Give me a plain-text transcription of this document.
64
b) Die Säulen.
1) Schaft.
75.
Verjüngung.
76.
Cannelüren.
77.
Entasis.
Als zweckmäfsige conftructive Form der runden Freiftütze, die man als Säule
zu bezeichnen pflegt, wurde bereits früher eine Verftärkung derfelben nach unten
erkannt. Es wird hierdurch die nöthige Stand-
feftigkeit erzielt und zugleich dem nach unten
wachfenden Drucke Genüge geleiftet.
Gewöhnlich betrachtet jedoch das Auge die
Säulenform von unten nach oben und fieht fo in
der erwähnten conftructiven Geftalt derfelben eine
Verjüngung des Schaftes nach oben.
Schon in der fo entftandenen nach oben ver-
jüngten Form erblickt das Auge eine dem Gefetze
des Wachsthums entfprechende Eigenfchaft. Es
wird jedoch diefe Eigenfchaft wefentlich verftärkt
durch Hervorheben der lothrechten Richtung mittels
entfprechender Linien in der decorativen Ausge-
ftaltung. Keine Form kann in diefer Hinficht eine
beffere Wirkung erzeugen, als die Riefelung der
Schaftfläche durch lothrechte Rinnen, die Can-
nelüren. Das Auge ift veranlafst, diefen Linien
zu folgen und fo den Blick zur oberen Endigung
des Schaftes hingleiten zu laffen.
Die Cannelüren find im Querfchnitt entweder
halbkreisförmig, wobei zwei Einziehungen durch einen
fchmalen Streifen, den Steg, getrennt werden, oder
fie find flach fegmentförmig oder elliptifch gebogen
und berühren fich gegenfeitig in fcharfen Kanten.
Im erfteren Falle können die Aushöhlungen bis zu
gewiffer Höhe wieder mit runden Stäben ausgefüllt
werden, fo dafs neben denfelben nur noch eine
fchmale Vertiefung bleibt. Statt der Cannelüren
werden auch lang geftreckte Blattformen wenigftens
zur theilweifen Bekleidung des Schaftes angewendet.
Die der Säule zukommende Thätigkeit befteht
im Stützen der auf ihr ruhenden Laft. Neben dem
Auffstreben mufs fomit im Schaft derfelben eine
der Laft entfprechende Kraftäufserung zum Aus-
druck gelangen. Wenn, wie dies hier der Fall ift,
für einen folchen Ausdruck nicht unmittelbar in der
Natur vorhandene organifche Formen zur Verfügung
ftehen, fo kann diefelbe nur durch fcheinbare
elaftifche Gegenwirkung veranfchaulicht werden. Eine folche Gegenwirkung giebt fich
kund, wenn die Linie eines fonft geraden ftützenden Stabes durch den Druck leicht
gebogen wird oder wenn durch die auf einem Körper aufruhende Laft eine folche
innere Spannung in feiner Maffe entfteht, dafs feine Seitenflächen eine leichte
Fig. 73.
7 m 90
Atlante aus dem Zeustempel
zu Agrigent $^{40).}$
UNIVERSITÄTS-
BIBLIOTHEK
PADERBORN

● **PROBLEM DETAILS**:
Copy the material above, line for line.

● **EXERCISE SOLUTION**:
Give me a plain-text transcription of this document.
64
b) Die Säulen.
1) Schaft.
75.
Verjüngung.
76.
Cannelüren.
77.
Entasis.
Als zweckmäfsige conftructive Form der runden Freiftütze, die man als Säule
zu bezeichnen pflegt, wurde bereits früher eine Verftärkung derfelben nach unten
erkannt. Es wird hierdurch die nöthige Stand-
feftigkeit erzielt und zugleich dem nach unten
wachfenden Drucke Genüge geleiftet.
Gewöhnlich betrachtet jedoch das Auge die
Säulenform von unten nach oben und fieht fo in
der erwähnten conftructiven Geftalt derfelben eine
Verjüngung des Schaftes nach oben.
Schon in der fo entftandenen nach oben ver-
jüngten Form erblickt das Auge eine dem Gefetze
des Wachsthums entfprechende Eigenfchaft. Es
wird jedoch diefe Eigenfchaft wefentlich verftärkt
durch Hervorheben der lothrechten Richtung mittels
entfprechender Linien in der decorativen Ausge-
ftaltung. Keine Form kann in diefer Hinficht eine
beffere Wirkung erzeugen, als die Riefelung der
Schaftfläche durch lothrechte Rinnen, die Can-
nelüren. Das Auge ift veranlafst, diefen Linien
zu folgen und fo den Blick zur oberen Endigung
des Schaftes hingleiten zu laffen.
Die Cannelüren find im Querfchnitt entweder
halbkreisförmig, wobei zwei Einziehungen durch einen
fchmalen Streifen, den Steg, getrennt werden, oder
fie find flach fegmentförmig oder elliptifch gebogen
und berühren fich gegenfeitig in fcharfen Kanten.
Im erfteren Falle können die Aushöhlungen bis zu
gewiffer Höhe wieder mit runden Stäben ausgefüllt
werden, fo dafs neben denfelben nur noch eine
fchmale Vertiefung bleibt. Statt der Cannelüren
werden auch lang geftreckte Blattformen wenigftens
zur theilweifen Bekleidung des Schaftes angewendet.
Die der Säule zukommende Thätigkeit befteht
im Stützen der auf ihr ruhenden Laft. Neben dem
Auffstreben mufs fomit im Schaft derfelben eine
der Laft entfprechende Kraftäufserung zum Aus-
druck gelangen. Wenn, wie dies hier der Fall ift,
für einen folchen Ausdruck nicht unmittelbar in der
Natur vorhandene organifche Formen zur Verfügung
ftehen, fo kann diefelbe nur durch fcheinbare
elaftifche Gegenwirkung veranfchaulicht werden. Eine folche Gegenwirkung giebt fich
kund, wenn die Linie eines fonft geraden ftützenden Stabes durch den Druck leicht
gebogen wird oder wenn durch die auf einem Körper aufruhende Laft eine folche
innere Spannung in feiner Maffe entfteht, dafs feine Seitenflächen eine leichte
Fig. 73.
7 m 90
Atlante aus dem Zeustempel
zu Agrigent $^{40).}$
UNIVERSITÄTS-
BIBLIOTHEK
PADERBORN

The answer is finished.